WHAT THIS TASK INVOLVES:
Give the data again, word for word.

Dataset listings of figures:
● ● ●

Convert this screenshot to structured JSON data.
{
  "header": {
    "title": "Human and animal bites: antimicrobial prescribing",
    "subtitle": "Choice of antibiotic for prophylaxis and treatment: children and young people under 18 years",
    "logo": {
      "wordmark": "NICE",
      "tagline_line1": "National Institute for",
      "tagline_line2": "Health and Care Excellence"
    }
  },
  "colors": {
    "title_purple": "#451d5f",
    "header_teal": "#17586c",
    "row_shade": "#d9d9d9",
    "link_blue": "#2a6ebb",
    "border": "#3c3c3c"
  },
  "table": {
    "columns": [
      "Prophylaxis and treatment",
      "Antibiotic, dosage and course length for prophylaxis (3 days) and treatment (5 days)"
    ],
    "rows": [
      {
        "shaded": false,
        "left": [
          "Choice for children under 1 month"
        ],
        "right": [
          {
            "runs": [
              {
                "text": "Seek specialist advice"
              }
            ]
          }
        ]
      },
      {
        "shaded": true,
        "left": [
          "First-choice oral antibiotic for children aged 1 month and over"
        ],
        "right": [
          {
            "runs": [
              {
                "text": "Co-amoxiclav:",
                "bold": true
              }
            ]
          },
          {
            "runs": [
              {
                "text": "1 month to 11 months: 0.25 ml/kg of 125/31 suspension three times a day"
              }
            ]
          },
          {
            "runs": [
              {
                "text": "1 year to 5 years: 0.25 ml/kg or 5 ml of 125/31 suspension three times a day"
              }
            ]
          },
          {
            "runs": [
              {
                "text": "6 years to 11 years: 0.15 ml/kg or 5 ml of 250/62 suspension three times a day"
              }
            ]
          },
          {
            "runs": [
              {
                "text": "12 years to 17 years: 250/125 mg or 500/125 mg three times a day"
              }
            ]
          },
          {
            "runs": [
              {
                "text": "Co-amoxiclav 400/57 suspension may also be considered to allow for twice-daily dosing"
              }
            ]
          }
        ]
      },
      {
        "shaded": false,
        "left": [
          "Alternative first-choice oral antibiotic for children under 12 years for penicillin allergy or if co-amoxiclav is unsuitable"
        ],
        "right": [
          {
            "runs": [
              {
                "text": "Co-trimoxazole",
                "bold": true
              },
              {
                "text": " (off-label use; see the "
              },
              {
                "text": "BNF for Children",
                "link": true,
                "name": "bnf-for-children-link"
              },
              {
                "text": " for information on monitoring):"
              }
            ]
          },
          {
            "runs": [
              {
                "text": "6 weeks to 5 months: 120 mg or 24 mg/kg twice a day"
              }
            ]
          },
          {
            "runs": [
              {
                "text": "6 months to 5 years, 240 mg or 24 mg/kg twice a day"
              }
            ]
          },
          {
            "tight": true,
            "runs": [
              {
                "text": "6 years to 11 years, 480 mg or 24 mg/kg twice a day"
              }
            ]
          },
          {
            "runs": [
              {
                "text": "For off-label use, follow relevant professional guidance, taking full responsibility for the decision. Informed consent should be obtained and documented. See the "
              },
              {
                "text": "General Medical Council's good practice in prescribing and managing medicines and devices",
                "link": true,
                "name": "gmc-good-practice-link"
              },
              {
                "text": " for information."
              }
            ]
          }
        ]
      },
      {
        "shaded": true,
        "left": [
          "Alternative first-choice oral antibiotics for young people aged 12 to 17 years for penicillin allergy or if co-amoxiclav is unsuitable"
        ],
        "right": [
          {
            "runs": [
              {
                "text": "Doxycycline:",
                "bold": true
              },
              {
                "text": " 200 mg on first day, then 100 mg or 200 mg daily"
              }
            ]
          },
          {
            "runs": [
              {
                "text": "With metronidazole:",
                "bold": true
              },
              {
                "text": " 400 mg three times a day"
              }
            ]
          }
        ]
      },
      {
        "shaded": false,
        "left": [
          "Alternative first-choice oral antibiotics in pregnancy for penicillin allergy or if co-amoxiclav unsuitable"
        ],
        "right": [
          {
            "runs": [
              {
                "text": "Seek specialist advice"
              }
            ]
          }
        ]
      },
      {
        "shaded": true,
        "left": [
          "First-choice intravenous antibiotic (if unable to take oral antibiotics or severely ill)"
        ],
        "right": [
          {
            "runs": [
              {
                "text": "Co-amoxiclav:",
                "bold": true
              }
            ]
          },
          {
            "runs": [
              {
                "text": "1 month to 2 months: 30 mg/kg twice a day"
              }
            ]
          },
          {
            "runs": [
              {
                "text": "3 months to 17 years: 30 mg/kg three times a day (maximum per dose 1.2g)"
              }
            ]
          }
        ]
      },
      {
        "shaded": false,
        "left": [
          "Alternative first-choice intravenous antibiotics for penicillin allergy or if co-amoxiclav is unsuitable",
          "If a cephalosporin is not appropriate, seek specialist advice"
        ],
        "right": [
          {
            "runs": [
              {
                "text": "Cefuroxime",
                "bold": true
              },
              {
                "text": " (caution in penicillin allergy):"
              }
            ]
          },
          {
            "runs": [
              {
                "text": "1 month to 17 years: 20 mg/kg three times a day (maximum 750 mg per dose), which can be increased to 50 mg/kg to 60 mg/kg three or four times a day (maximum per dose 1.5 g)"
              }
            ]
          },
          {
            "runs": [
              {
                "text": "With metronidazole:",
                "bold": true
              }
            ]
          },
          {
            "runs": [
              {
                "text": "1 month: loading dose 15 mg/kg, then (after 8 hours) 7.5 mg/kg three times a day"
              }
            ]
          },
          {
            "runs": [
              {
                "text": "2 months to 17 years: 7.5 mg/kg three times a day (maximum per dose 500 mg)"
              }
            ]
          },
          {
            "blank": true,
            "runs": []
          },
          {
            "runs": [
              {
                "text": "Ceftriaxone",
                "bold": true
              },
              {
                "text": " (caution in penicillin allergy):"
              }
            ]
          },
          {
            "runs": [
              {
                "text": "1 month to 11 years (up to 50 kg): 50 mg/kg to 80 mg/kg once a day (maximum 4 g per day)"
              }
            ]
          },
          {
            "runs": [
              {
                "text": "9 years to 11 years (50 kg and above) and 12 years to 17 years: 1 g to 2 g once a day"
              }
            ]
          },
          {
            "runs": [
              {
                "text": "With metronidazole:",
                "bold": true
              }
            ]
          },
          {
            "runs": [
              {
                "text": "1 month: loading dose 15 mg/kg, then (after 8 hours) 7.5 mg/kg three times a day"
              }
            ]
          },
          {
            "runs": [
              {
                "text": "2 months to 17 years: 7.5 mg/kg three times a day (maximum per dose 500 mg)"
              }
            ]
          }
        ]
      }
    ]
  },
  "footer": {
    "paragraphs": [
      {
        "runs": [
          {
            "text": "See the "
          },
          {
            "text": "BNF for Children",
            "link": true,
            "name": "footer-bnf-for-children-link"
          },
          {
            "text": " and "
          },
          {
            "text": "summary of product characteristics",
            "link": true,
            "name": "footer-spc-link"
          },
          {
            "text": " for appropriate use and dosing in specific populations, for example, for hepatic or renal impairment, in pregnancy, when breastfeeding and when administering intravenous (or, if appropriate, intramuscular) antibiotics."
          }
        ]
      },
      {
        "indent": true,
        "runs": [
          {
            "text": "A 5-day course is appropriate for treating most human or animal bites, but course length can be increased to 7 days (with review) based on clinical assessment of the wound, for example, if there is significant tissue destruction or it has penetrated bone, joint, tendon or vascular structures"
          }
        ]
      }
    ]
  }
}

● ● ●

REPLY TO THE EXERCISE:
Convert this screenshot to structured JSON data.
{
  "header": {
    "title": "Human and animal bites: antimicrobial prescribing",
    "subtitle": "Choice of antibiotic for prophylaxis and treatment: children and young people under 18 years",
    "logo": {
      "wordmark": "NICE",
      "tagline_line1": "National Institute for",
      "tagline_line2": "Health and Care Excellence"
    }
  },
  "colors": {
    "title_purple": "#451d5f",
    "header_teal": "#17586c",
    "row_shade": "#d9d9d9",
    "link_blue": "#2a6ebb",
    "border": "#3c3c3c"
  },
  "table": {
    "columns": [
      "Prophylaxis and treatment",
      "Antibiotic, dosage and course length for prophylaxis (3 days) and treatment (5 days)"
    ],
    "rows": [
      {
        "shaded": false,
        "left": [
          "Choice for children under 1 month"
        ],
        "right": [
          {
            "runs": [
              {
                "text": "Seek specialist advice"
              }
            ]
          }
        ]
      },
      {
        "shaded": true,
        "left": [
          "First-choice oral antibiotic for children aged 1 month and over"
        ],
        "right": [
          {
            "runs": [
              {
                "text": "Co-amoxiclav:",
                "bold": true
              }
            ]
          },
          {
            "runs": [
              {
                "text": "1 month to 11 months: 0.25 ml/kg of 125/31 suspension three times a day"
              }
            ]
          },
          {
            "runs": [
              {
                "text": "1 year to 5 years: 0.25 ml/kg or 5 ml of 125/31 suspension three times a day"
              }
            ]
          },
          {
            "runs": [
              {
                "text": "6 years to 11 years: 0.15 ml/kg or 5 ml of 250/62 suspension three times a day"
              }
            ]
          },
          {
            "runs": [
              {
                "text": "12 years to 17 years: 250/125 mg or 500/125 mg three times a day"
              }
            ]
          },
          {
            "runs": [
              {
                "text": "Co-amoxiclav 400/57 suspension may also be considered to allow for twice-daily dosing"
              }
            ]
          }
        ]
      },
      {
        "shaded": false,
        "left": [
          "Alternative first-choice oral antibiotic for children under 12 years for penicillin allergy or if co-amoxiclav is unsuitable"
        ],
        "right": [
          {
            "runs": [
              {
                "text": "Co-trimoxazole",
                "bold": true
              },
              {
                "text": " (off-label use; see the "
              },
              {
                "text": "BNF for Children",
                "link": true,
                "name": "bnf-for-children-link"
              },
              {
                "text": " for information on monitoring):"
              }
            ]
          },
          {
            "runs": [
              {
                "text": "6 weeks to 5 months: 120 mg or 24 mg/kg twice a day"
              }
            ]
          },
          {
            "runs": [
              {
                "text": "6 months to 5 years, 240 mg or 24 mg/kg twice a day"
              }
            ]
          },
          {
            "tight": true,
            "runs": [
              {
                "text": "6 years to 11 years, 480 mg or 24 mg/kg twice a day"
              }
            ]
          },
          {
            "runs": [
              {
                "text": "For off-label use, follow relevant professional guidance, taking full responsibility for the decision. Informed consent should be obtained and documented. See the "
              },
              {
                "text": "General Medical Council's good practice in prescribing and managing medicines and devices",
                "link": true,
                "name": "gmc-good-practice-link"
              },
              {
                "text": " for information."
              }
            ]
          }
        ]
      },
      {
        "shaded": true,
        "left": [
          "Alternative first-choice oral antibiotics for young people aged 12 to 17 years for penicillin allergy or if co-amoxiclav is unsuitable"
        ],
        "right": [
          {
            "runs": [
              {
                "text": "Doxycycline:",
                "bold": true
              },
              {
                "text": " 200 mg on first day, then 100 mg or 200 mg daily"
              }
            ]
          },
          {
            "runs": [
              {
                "text": "With metronidazole:",
                "bold": true
              },
              {
                "text": " 400 mg three times a day"
              }
            ]
          }
        ]
      },
      {
        "shaded": false,
        "left": [
          "Alternative first-choice oral antibiotics in pregnancy for penicillin allergy or if co-amoxiclav unsuitable"
        ],
        "right": [
          {
            "runs": [
              {
                "text": "Seek specialist advice"
              }
            ]
          }
        ]
      },
      {
        "shaded": true,
        "left": [
          "First-choice intravenous antibiotic (if unable to take oral antibiotics or severely ill)"
        ],
        "right": [
          {
            "runs": [
              {
                "text": "Co-amoxiclav:",
                "bold": true
              }
            ]
          },
          {
            "runs": [
              {
                "text": "1 month to 2 months: 30 mg/kg twice a day"
              }
            ]
          },
          {
            "runs": [
              {
                "text": "3 months to 17 years: 30 mg/kg three times a day (maximum per dose 1.2g)"
              }
            ]
          }
        ]
      },
      {
        "shaded": false,
        "left": [
          "Alternative first-choice intravenous antibiotics for penicillin allergy or if co-amoxiclav is unsuitable",
          "If a cephalosporin is not appropriate, seek specialist advice"
        ],
        "right": [
          {
            "runs": [
              {
                "text": "Cefuroxime",
                "bold": true
              },
              {
                "text": " (caution in penicillin allergy):"
              }
            ]
          },
          {
            "runs": [
              {
                "text": "1 month to 17 years: 20 mg/kg three times a day (maximum 750 mg per dose), which can be increased to 50 mg/kg to 60 mg/kg three or four times a day (maximum per dose 1.5 g)"
              }
            ]
          },
          {
            "runs": [
              {
                "text": "With metronidazole:",
                "bold": true
              }
            ]
          },
          {
            "runs": [
              {
                "text": "1 month: loading dose 15 mg/kg, then (after 8 hours) 7.5 mg/kg three times a day"
              }
            ]
          },
          {
            "runs": [
              {
                "text": "2 months to 17 years: 7.5 mg/kg three times a day (maximum per dose 500 mg)"
              }
            ]
          },
          {
            "blank": true,
            "runs": []
          },
          {
            "runs": [
              {
                "text": "Ceftriaxone",
                "bold": true
              },
              {
                "text": " (caution in penicillin allergy):"
              }
            ]
          },
          {
            "runs": [
              {
                "text": "1 month to 11 years (up to 50 kg): 50 mg/kg to 80 mg/kg once a day (maximum 4 g per day)"
              }
            ]
          },
          {
            "runs": [
              {
                "text": "9 years to 11 years (50 kg and above) and 12 years to 17 years: 1 g to 2 g once a day"
              }
            ]
          },
          {
            "runs": [
              {
                "text": "With metronidazole:",
                "bold": true
              }
            ]
          },
          {
            "runs": [
              {
                "text": "1 month: loading dose 15 mg/kg, then (after 8 hours) 7.5 mg/kg three times a day"
              }
            ]
          },
          {
            "runs": [
              {
                "text": "2 months to 17 years: 7.5 mg/kg three times a day (maximum per dose 500 mg)"
              }
            ]
          }
        ]
      }
    ]
  },
  "footer": {
    "paragraphs": [
      {
        "runs": [
          {
            "text": "See the "
          },
          {
            "text": "BNF for Children",
            "link": true,
            "name": "footer-bnf-for-children-link"
          },
          {
            "text": " and "
          },
          {
            "text": "summary of product characteristics",
            "link": true,
            "name": "footer-spc-link"
          },
          {
            "text": " for appropriate use and dosing in specific populations, for example, for hepatic or renal impairment, in pregnancy, when breastfeeding and when administering intravenous (or, if appropriate, intramuscular) antibiotics."
          }
        ]
      },
      {
        "indent": true,
        "runs": [
          {
            "text": "A 5-day course is appropriate for treating most human or animal bites, but course length can be increased to 7 days (with review) based on clinical assessment of the wound, for example, if there is significant tissue destruction or it has penetrated bone, joint, tendon or vascular structures"
          }
        ]
      }
    ]
  }
}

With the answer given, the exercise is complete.